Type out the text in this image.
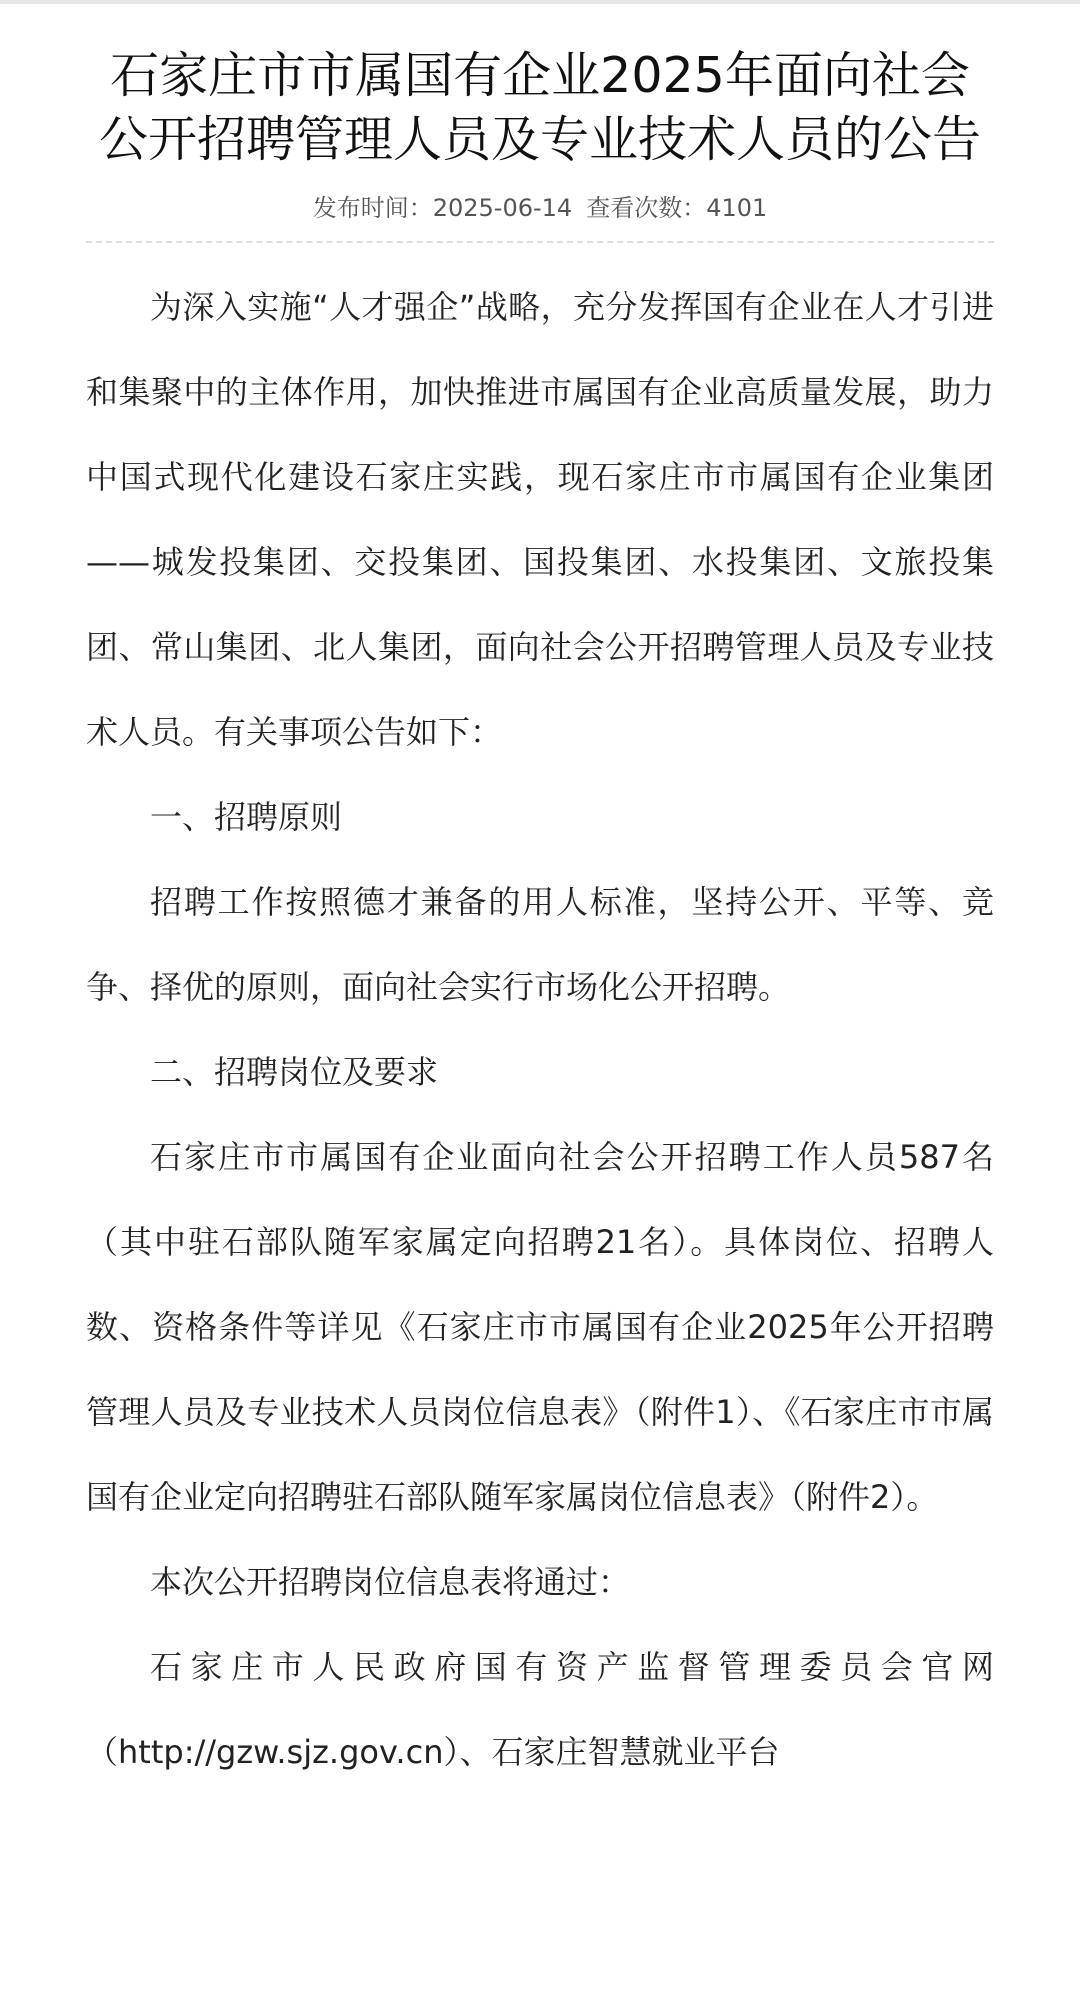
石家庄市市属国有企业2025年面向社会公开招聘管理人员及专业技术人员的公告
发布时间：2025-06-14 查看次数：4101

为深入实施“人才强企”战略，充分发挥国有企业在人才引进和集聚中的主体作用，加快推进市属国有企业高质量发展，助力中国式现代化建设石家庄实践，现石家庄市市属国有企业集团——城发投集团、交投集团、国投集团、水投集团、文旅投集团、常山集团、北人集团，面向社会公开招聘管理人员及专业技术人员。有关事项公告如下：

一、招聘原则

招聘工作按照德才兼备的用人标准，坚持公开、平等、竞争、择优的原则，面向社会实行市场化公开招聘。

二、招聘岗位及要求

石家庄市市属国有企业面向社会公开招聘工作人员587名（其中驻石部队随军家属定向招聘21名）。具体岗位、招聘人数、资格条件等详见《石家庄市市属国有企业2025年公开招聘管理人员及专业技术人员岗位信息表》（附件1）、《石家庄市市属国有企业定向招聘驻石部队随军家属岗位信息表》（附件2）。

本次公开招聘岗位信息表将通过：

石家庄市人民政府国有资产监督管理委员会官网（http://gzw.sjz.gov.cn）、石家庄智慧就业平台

- - -

What is being asked:
Give back the entries verbatim. Do not include any picture.

Task solution:
Type out the text in this image.
石家庄市市属国有企业2025年面向社会公开招聘管理人员及专业技术人员的公告
发布时间：2025-06-14 查看次数：4101

为深入实施“人才强企”战略，充分发挥国有企业在人才引进和集聚中的主体作用，加快推进市属国有企业高质量发展，助力中国式现代化建设石家庄实践，现石家庄市市属国有企业集团——城发投集团、交投集团、国投集团、水投集团、文旅投集团、常山集团、北人集团，面向社会公开招聘管理人员及专业技术人员。有关事项公告如下：

一、招聘原则

招聘工作按照德才兼备的用人标准，坚持公开、平等、竞争、择优的原则，面向社会实行市场化公开招聘。

二、招聘岗位及要求

石家庄市市属国有企业面向社会公开招聘工作人员587名（其中驻石部队随军家属定向招聘21名）。具体岗位、招聘人数、资格条件等详见《石家庄市市属国有企业2025年公开招聘管理人员及专业技术人员岗位信息表》（附件1）、《石家庄市市属国有企业定向招聘驻石部队随军家属岗位信息表》（附件2）。

本次公开招聘岗位信息表将通过：

石家庄市人民政府国有资产监督管理委员会官网（http://gzw.sjz.gov.cn）、石家庄智慧就业平台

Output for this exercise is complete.